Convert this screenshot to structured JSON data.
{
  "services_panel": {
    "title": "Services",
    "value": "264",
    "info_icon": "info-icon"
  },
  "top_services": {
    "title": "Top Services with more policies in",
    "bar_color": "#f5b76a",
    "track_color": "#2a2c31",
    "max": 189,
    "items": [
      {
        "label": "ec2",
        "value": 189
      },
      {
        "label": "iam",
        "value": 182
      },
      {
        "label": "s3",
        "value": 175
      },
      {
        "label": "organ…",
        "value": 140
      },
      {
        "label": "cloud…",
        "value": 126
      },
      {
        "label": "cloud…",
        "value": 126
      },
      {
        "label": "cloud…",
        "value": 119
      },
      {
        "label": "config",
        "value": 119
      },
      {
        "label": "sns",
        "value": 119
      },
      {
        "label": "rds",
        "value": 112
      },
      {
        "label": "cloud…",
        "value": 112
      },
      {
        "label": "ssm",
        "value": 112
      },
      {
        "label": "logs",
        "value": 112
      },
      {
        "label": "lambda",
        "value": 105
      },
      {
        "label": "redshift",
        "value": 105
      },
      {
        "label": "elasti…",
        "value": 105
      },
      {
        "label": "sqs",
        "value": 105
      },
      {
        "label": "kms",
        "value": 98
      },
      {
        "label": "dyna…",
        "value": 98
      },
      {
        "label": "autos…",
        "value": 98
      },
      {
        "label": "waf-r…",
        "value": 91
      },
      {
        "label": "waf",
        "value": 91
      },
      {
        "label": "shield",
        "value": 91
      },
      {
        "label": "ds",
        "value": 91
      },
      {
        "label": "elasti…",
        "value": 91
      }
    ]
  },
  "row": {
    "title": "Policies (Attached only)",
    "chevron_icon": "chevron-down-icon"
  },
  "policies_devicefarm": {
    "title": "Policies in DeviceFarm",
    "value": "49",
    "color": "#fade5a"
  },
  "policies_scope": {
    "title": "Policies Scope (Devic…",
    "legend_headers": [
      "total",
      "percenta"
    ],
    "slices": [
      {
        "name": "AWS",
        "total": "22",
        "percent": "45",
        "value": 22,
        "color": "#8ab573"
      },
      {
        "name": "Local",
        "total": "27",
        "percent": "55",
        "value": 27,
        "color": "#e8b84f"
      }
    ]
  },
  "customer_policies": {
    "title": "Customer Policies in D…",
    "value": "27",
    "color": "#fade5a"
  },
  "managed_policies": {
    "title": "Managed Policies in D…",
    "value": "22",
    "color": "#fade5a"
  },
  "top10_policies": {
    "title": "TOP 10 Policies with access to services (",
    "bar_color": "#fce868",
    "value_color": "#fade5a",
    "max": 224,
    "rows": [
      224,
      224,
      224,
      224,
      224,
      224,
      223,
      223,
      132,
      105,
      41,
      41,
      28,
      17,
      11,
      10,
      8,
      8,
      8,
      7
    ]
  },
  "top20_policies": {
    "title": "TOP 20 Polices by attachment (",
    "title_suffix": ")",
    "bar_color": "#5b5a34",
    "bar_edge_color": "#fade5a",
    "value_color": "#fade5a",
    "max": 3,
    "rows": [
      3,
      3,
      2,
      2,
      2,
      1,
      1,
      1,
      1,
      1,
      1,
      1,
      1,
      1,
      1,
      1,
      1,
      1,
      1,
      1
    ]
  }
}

==============================

◆ OBJECTIVE:
Of the lines in the listing, how many hold the word "with"? Nothing but the number is needed.

◆ RESPONSE:
2